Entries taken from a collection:
⟨

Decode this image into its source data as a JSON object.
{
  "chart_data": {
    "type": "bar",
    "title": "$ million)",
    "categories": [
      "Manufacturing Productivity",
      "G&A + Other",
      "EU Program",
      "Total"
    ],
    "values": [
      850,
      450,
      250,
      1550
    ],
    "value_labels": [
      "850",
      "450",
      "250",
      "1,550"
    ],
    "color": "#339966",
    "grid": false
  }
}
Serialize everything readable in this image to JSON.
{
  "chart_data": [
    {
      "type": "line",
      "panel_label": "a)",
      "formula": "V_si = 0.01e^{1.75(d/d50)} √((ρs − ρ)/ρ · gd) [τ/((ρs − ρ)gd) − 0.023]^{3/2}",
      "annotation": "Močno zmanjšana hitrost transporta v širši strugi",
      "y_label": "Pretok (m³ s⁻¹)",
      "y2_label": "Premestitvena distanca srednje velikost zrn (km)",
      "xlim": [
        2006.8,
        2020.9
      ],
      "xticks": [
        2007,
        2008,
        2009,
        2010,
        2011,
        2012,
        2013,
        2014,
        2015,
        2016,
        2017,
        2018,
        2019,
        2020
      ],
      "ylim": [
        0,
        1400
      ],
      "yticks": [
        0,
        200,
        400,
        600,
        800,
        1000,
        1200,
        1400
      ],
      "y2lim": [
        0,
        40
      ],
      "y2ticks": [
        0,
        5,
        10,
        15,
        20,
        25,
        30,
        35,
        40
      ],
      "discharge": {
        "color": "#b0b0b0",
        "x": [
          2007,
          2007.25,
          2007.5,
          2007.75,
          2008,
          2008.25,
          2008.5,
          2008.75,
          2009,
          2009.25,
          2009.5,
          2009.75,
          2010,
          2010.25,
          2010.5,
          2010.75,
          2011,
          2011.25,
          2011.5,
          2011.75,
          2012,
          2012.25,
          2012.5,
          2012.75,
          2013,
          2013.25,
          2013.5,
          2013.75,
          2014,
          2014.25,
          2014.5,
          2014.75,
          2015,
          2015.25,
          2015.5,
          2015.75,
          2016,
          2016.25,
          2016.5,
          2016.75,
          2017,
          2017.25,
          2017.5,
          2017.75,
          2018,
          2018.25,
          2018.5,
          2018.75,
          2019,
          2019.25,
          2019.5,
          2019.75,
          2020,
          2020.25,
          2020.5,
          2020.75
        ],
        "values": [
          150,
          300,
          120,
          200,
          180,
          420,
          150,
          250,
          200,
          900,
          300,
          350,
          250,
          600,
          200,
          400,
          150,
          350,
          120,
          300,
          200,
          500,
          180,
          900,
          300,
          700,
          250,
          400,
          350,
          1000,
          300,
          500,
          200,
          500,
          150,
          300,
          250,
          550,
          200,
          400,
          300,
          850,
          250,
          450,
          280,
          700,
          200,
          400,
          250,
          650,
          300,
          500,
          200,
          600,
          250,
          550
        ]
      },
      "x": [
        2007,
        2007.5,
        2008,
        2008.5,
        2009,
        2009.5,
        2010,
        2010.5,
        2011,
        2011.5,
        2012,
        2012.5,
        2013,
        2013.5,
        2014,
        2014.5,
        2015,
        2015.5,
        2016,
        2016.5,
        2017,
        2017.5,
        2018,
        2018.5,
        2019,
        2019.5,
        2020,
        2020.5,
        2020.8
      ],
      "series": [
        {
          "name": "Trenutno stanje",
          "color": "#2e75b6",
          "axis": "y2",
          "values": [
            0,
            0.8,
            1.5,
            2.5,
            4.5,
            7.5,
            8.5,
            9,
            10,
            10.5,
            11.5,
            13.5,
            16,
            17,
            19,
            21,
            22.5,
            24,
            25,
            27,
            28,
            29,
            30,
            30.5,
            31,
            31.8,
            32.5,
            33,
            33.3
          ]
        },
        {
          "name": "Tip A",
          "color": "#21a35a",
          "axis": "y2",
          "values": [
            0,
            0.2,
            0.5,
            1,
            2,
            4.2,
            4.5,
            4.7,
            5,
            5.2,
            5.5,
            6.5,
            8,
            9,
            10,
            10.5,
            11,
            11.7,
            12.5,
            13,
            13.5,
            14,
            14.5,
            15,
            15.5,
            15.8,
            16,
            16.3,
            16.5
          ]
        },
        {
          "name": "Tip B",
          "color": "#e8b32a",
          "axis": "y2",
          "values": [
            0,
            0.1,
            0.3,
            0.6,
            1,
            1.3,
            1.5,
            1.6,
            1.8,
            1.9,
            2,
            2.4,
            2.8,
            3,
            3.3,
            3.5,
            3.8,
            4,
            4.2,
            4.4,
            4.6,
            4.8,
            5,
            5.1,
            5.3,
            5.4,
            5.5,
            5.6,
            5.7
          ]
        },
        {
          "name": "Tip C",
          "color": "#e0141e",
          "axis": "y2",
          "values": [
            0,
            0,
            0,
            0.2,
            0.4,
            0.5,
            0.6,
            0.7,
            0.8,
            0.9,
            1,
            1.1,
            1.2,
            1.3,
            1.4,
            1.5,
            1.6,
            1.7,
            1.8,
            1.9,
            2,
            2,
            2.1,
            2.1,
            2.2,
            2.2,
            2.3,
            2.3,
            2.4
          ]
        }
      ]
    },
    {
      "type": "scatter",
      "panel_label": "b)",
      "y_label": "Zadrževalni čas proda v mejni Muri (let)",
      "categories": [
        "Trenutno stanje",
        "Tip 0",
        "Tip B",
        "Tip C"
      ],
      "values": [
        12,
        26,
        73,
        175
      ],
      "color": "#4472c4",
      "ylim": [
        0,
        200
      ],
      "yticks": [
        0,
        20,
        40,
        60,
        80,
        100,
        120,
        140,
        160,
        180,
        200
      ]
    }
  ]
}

⟩

- _Goal of the exercise_:
Report the number of lines above that contain the word "stanje", and only that number.

- _Response to the task_:
2